Start of EXERCISE MATERIAL

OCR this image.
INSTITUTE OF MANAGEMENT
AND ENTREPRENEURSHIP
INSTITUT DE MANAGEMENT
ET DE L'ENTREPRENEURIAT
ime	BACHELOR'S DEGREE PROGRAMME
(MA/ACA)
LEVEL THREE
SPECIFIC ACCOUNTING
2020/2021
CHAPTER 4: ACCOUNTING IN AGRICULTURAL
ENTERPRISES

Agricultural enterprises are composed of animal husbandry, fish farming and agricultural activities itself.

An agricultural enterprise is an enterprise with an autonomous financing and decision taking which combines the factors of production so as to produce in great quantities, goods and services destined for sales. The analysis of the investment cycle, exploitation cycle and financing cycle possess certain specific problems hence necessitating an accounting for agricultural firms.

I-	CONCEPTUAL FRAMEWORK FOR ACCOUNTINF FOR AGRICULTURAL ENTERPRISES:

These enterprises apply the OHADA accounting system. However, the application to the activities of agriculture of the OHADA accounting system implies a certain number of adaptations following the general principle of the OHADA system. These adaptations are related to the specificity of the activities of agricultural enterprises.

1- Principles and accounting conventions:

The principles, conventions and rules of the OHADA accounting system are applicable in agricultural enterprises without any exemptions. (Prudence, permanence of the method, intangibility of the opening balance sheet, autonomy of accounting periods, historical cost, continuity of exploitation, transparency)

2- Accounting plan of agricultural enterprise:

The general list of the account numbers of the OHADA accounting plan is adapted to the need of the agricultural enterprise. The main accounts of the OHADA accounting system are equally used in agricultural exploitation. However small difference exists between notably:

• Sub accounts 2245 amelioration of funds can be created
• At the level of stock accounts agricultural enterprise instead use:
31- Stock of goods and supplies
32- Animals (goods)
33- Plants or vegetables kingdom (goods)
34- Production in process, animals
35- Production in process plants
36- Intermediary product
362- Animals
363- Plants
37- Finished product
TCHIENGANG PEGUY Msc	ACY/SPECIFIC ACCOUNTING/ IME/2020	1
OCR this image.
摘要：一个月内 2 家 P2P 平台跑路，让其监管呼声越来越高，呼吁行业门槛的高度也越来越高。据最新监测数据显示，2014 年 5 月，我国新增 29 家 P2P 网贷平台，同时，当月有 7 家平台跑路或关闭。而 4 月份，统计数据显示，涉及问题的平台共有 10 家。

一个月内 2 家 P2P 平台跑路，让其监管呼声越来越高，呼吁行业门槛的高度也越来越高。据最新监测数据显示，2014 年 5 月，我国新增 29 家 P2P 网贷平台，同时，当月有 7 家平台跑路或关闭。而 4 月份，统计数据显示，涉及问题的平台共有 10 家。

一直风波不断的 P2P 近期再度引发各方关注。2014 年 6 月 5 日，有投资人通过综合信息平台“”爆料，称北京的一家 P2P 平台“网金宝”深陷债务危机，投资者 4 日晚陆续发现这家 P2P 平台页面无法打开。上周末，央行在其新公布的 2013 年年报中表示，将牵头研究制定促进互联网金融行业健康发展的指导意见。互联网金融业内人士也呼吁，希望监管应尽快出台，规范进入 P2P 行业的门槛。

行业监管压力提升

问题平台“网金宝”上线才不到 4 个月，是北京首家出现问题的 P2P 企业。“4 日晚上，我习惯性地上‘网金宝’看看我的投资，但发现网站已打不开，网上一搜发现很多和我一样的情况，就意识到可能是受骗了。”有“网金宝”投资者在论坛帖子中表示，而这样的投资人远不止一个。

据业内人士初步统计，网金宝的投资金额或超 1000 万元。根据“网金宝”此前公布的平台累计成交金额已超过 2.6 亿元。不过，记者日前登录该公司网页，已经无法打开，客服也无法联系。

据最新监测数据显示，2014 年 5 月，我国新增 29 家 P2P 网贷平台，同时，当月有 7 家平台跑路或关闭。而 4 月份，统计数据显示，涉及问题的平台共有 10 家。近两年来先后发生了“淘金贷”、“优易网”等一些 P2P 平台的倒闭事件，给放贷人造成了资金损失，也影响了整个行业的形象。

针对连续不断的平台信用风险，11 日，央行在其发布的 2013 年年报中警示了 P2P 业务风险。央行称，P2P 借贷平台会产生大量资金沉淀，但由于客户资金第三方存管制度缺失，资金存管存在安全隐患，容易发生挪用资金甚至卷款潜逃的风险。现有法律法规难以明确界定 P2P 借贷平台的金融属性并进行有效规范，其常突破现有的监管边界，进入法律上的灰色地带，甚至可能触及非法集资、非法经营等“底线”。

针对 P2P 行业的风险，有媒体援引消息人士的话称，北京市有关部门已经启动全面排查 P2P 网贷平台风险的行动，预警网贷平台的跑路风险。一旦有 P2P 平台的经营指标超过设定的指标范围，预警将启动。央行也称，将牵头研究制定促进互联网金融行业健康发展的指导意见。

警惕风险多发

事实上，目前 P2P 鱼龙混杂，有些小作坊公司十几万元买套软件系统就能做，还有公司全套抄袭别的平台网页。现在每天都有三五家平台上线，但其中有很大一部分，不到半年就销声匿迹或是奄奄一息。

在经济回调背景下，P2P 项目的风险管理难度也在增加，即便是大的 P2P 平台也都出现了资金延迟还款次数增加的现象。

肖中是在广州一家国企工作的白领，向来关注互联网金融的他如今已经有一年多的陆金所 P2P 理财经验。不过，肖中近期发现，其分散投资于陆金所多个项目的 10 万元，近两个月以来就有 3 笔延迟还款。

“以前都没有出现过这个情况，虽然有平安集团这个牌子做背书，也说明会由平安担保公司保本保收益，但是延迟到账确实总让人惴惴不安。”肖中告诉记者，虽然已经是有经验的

End of EXERCISE MATERIAL

● GOAL OF THE EXERCISE
Extract all of the data shown above and repeat it verbatim.

● FULL ANSWER
OCR this image.
INSTITUTE OF MANAGEMENT
AND ENTREPRENEURSHIP
INSTITUT DE MANAGEMENT
ET DE L'ENTREPRENEURIAT
ime	BACHELOR'S DEGREE PROGRAMME
(MA/ACA)
LEVEL THREE
SPECIFIC ACCOUNTING
2020/2021
CHAPTER 4: ACCOUNTING IN AGRICULTURAL
ENTERPRISES

Agricultural enterprises are composed of animal husbandry, fish farming and agricultural activities itself.

An agricultural enterprise is an enterprise with an autonomous financing and decision taking which combines the factors of production so as to produce in great quantities, goods and services destined for sales. The analysis of the investment cycle, exploitation cycle and financing cycle possess certain specific problems hence necessitating an accounting for agricultural firms.

I-	CONCEPTUAL FRAMEWORK FOR ACCOUNTINF FOR AGRICULTURAL ENTERPRISES:

These enterprises apply the OHADA accounting system. However, the application to the activities of agriculture of the OHADA accounting system implies a certain number of adaptations following the general principle of the OHADA system. These adaptations are related to the specificity of the activities of agricultural enterprises.

1- Principles and accounting conventions:

The principles, conventions and rules of the OHADA accounting system are applicable in agricultural enterprises without any exemptions. (Prudence, permanence of the method, intangibility of the opening balance sheet, autonomy of accounting periods, historical cost, continuity of exploitation, transparency)

2- Accounting plan of agricultural enterprise:

The general list of the account numbers of the OHADA accounting plan is adapted to the need of the agricultural enterprise. The main accounts of the OHADA accounting system are equally used in agricultural exploitation. However small difference exists between notably:

• Sub accounts 2245 amelioration of funds can be created
• At the level of stock accounts agricultural enterprise instead use:
31- Stock of goods and supplies
32- Animals (goods)
33- Plants or vegetables kingdom (goods)
34- Production in process, animals
35- Production in process plants
36- Intermediary product
362- Animals
363- Plants
37- Finished product
TCHIENGANG PEGUY Msc	ACY/SPECIFIC ACCOUNTING/ IME/2020	1
OCR this image.
摘要：一个月内 2 家 P2P 平台跑路，让其监管呼声越来越高，呼吁行业门槛的高度也越来越高。据最新监测数据显示，2014 年 5 月，我国新增 29 家 P2P 网贷平台，同时，当月有 7 家平台跑路或关闭。而 4 月份，统计数据显示，涉及问题的平台共有 10 家。

一个月内 2 家 P2P 平台跑路，让其监管呼声越来越高，呼吁行业门槛的高度也越来越高。据最新监测数据显示，2014 年 5 月，我国新增 29 家 P2P 网贷平台，同时，当月有 7 家平台跑路或关闭。而 4 月份，统计数据显示，涉及问题的平台共有 10 家。

一直风波不断的 P2P 近期再度引发各方关注。2014 年 6 月 5 日，有投资人通过综合信息平台“”爆料，称北京的一家 P2P 平台“网金宝”深陷债务危机，投资者 4 日晚陆续发现这家 P2P 平台页面无法打开。上周末，央行在其新公布的 2013 年年报中表示，将牵头研究制定促进互联网金融行业健康发展的指导意见。互联网金融业内人士也呼吁，希望监管应尽快出台，规范进入 P2P 行业的门槛。

行业监管压力提升

问题平台“网金宝”上线才不到 4 个月，是北京首家出现问题的 P2P 企业。“4 日晚上，我习惯性地上‘网金宝’看看我的投资，但发现网站已打不开，网上一搜发现很多和我一样的情况，就意识到可能是受骗了。”有“网金宝”投资者在论坛帖子中表示，而这样的投资人远不止一个。

据业内人士初步统计，网金宝的投资金额或超 1000 万元。根据“网金宝”此前公布的平台累计成交金额已超过 2.6 亿元。不过，记者日前登录该公司网页，已经无法打开，客服也无法联系。

据最新监测数据显示，2014 年 5 月，我国新增 29 家 P2P 网贷平台，同时，当月有 7 家平台跑路或关闭。而 4 月份，统计数据显示，涉及问题的平台共有 10 家。近两年来先后发生了“淘金贷”、“优易网”等一些 P2P 平台的倒闭事件，给放贷人造成了资金损失，也影响了整个行业的形象。

针对连续不断的平台信用风险，11 日，央行在其发布的 2013 年年报中警示了 P2P 业务风险。央行称，P2P 借贷平台会产生大量资金沉淀，但由于客户资金第三方存管制度缺失，资金存管存在安全隐患，容易发生挪用资金甚至卷款潜逃的风险。现有法律法规难以明确界定 P2P 借贷平台的金融属性并进行有效规范，其常突破现有的监管边界，进入法律上的灰色地带，甚至可能触及非法集资、非法经营等“底线”。

针对 P2P 行业的风险，有媒体援引消息人士的话称，北京市有关部门已经启动全面排查 P2P 网贷平台风险的行动，预警网贷平台的跑路风险。一旦有 P2P 平台的经营指标超过设定的指标范围，预警将启动。央行也称，将牵头研究制定促进互联网金融行业健康发展的指导意见。

警惕风险多发

事实上，目前 P2P 鱼龙混杂，有些小作坊公司十几万元买套软件系统就能做，还有公司全套抄袭别的平台网页。现在每天都有三五家平台上线，但其中有很大一部分，不到半年就销声匿迹或是奄奄一息。

在经济回调背景下，P2P 项目的风险管理难度也在增加，即便是大的 P2P 平台也都出现了资金延迟还款次数增加的现象。

肖中是在广州一家国企工作的白领，向来关注互联网金融的他如今已经有一年多的陆金所 P2P 理财经验。不过，肖中近期发现，其分散投资于陆金所多个项目的 10 万元，近两个月以来就有 3 笔延迟还款。

“以前都没有出现过这个情况，虽然有平安集团这个牌子做背书，也说明会由平安担保公司保本保收益，但是延迟到账确实总让人惴惴不安。”肖中告诉记者，虽然已经是有经验的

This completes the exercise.